[Dataset rows]
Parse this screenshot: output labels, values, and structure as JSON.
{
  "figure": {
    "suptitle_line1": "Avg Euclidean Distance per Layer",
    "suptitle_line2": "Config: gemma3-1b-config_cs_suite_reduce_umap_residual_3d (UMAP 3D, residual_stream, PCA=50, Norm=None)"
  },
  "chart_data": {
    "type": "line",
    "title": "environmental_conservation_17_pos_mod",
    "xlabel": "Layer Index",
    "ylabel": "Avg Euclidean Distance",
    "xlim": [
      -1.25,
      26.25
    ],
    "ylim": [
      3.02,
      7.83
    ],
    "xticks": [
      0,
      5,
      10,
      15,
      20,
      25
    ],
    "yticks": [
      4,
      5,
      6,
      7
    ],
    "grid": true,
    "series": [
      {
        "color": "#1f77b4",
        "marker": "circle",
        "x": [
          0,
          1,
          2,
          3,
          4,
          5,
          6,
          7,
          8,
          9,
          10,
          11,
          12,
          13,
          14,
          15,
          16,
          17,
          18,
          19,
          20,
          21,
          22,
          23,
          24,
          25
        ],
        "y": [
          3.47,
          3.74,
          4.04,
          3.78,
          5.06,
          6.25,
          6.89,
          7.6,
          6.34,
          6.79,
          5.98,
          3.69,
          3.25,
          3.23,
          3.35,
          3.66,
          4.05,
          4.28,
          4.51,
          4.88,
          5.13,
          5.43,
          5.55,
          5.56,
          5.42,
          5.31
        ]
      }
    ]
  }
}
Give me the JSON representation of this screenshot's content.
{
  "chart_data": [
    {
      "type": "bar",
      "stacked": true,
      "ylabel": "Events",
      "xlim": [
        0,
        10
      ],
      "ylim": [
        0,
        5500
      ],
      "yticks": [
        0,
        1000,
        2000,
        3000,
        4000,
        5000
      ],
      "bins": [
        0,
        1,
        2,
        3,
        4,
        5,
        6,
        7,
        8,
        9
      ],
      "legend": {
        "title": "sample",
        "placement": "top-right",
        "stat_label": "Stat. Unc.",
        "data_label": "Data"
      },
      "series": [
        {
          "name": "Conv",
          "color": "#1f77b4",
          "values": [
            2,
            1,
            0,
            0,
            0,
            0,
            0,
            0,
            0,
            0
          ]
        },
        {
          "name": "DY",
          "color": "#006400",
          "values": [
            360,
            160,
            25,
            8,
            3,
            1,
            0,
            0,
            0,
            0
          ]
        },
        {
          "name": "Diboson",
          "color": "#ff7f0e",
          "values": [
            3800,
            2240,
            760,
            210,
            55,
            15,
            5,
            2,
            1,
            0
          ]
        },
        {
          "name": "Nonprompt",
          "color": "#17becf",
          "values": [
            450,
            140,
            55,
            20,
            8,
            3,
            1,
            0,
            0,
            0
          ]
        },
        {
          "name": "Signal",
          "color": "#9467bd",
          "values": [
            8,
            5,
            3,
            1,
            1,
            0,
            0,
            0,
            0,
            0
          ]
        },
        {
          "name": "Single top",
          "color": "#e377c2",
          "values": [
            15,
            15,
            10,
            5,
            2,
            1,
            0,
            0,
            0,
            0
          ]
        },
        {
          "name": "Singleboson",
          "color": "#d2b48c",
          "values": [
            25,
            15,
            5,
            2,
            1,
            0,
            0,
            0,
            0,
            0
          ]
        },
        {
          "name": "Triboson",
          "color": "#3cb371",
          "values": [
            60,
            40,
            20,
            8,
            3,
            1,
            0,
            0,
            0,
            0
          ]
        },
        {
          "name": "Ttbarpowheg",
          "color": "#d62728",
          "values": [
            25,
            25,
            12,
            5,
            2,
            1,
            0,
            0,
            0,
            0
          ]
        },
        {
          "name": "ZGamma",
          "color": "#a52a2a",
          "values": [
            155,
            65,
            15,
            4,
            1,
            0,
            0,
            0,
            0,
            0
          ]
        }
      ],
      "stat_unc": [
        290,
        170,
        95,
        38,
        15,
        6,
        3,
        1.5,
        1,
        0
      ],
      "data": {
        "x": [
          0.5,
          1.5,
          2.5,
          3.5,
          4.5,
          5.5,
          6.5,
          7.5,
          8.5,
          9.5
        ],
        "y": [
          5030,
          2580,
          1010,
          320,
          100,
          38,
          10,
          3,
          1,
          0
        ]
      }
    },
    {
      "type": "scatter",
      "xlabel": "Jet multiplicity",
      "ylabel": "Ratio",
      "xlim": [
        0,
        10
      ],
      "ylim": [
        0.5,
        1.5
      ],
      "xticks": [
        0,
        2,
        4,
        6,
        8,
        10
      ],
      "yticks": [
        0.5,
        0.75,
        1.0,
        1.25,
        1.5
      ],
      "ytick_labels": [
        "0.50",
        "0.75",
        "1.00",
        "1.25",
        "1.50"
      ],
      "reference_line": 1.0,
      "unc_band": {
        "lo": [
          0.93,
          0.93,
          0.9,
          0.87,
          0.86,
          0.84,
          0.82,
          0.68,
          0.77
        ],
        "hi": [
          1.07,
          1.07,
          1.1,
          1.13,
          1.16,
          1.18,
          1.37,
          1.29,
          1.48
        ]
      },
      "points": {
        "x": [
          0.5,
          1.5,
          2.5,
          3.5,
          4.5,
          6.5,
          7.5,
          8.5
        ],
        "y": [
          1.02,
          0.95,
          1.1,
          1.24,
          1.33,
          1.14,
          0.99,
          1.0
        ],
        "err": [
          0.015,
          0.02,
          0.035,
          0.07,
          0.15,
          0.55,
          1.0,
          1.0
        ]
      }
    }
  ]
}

WORK TO DO »
All of the entries above should be written out again exactly.

RESULT OF THE EXERCISE »
Parse this screenshot: output labels, values, and structure as JSON.
{
  "figure": {
    "suptitle_line1": "Avg Euclidean Distance per Layer",
    "suptitle_line2": "Config: gemma3-1b-config_cs_suite_reduce_umap_residual_3d (UMAP 3D, residual_stream, PCA=50, Norm=None)"
  },
  "chart_data": {
    "type": "line",
    "title": "environmental_conservation_17_pos_mod",
    "xlabel": "Layer Index",
    "ylabel": "Avg Euclidean Distance",
    "xlim": [
      -1.25,
      26.25
    ],
    "ylim": [
      3.02,
      7.83
    ],
    "xticks": [
      0,
      5,
      10,
      15,
      20,
      25
    ],
    "yticks": [
      4,
      5,
      6,
      7
    ],
    "grid": true,
    "series": [
      {
        "color": "#1f77b4",
        "marker": "circle",
        "x": [
          0,
          1,
          2,
          3,
          4,
          5,
          6,
          7,
          8,
          9,
          10,
          11,
          12,
          13,
          14,
          15,
          16,
          17,
          18,
          19,
          20,
          21,
          22,
          23,
          24,
          25
        ],
        "y": [
          3.47,
          3.74,
          4.04,
          3.78,
          5.06,
          6.25,
          6.89,
          7.6,
          6.34,
          6.79,
          5.98,
          3.69,
          3.25,
          3.23,
          3.35,
          3.66,
          4.05,
          4.28,
          4.51,
          4.88,
          5.13,
          5.43,
          5.55,
          5.56,
          5.42,
          5.31
        ]
      }
    ]
  }
}
Give me the JSON representation of this screenshot's content.
{
  "chart_data": [
    {
      "type": "bar",
      "stacked": true,
      "ylabel": "Events",
      "xlim": [
        0,
        10
      ],
      "ylim": [
        0,
        5500
      ],
      "yticks": [
        0,
        1000,
        2000,
        3000,
        4000,
        5000
      ],
      "bins": [
        0,
        1,
        2,
        3,
        4,
        5,
        6,
        7,
        8,
        9
      ],
      "legend": {
        "title": "sample",
        "placement": "top-right",
        "stat_label": "Stat. Unc.",
        "data_label": "Data"
      },
      "series": [
        {
          "name": "Conv",
          "color": "#1f77b4",
          "values": [
            2,
            1,
            0,
            0,
            0,
            0,
            0,
            0,
            0,
            0
          ]
        },
        {
          "name": "DY",
          "color": "#006400",
          "values": [
            360,
            160,
            25,
            8,
            3,
            1,
            0,
            0,
            0,
            0
          ]
        },
        {
          "name": "Diboson",
          "color": "#ff7f0e",
          "values": [
            3800,
            2240,
            760,
            210,
            55,
            15,
            5,
            2,
            1,
            0
          ]
        },
        {
          "name": "Nonprompt",
          "color": "#17becf",
          "values": [
            450,
            140,
            55,
            20,
            8,
            3,
            1,
            0,
            0,
            0
          ]
        },
        {
          "name": "Signal",
          "color": "#9467bd",
          "values": [
            8,
            5,
            3,
            1,
            1,
            0,
            0,
            0,
            0,
            0
          ]
        },
        {
          "name": "Single top",
          "color": "#e377c2",
          "values": [
            15,
            15,
            10,
            5,
            2,
            1,
            0,
            0,
            0,
            0
          ]
        },
        {
          "name": "Singleboson",
          "color": "#d2b48c",
          "values": [
            25,
            15,
            5,
            2,
            1,
            0,
            0,
            0,
            0,
            0
          ]
        },
        {
          "name": "Triboson",
          "color": "#3cb371",
          "values": [
            60,
            40,
            20,
            8,
            3,
            1,
            0,
            0,
            0,
            0
          ]
        },
        {
          "name": "Ttbarpowheg",
          "color": "#d62728",
          "values": [
            25,
            25,
            12,
            5,
            2,
            1,
            0,
            0,
            0,
            0
          ]
        },
        {
          "name": "ZGamma",
          "color": "#a52a2a",
          "values": [
            155,
            65,
            15,
            4,
            1,
            0,
            0,
            0,
            0,
            0
          ]
        }
      ],
      "stat_unc": [
        290,
        170,
        95,
        38,
        15,
        6,
        3,
        1.5,
        1,
        0
      ],
      "data": {
        "x": [
          0.5,
          1.5,
          2.5,
          3.5,
          4.5,
          5.5,
          6.5,
          7.5,
          8.5,
          9.5
        ],
        "y": [
          5030,
          2580,
          1010,
          320,
          100,
          38,
          10,
          3,
          1,
          0
        ]
      }
    },
    {
      "type": "scatter",
      "xlabel": "Jet multiplicity",
      "ylabel": "Ratio",
      "xlim": [
        0,
        10
      ],
      "ylim": [
        0.5,
        1.5
      ],
      "xticks": [
        0,
        2,
        4,
        6,
        8,
        10
      ],
      "yticks": [
        0.5,
        0.75,
        1.0,
        1.25,
        1.5
      ],
      "ytick_labels": [
        "0.50",
        "0.75",
        "1.00",
        "1.25",
        "1.50"
      ],
      "reference_line": 1.0,
      "unc_band": {
        "lo": [
          0.93,
          0.93,
          0.9,
          0.87,
          0.86,
          0.84,
          0.82,
          0.68,
          0.77
        ],
        "hi": [
          1.07,
          1.07,
          1.1,
          1.13,
          1.16,
          1.18,
          1.37,
          1.29,
          1.48
        ]
      },
      "points": {
        "x": [
          0.5,
          1.5,
          2.5,
          3.5,
          4.5,
          6.5,
          7.5,
          8.5
        ],
        "y": [
          1.02,
          0.95,
          1.1,
          1.24,
          1.33,
          1.14,
          0.99,
          1.0
        ],
        "err": [
          0.015,
          0.02,
          0.035,
          0.07,
          0.15,
          0.55,
          1.0,
          1.0
        ]
      }
    }
  ]
}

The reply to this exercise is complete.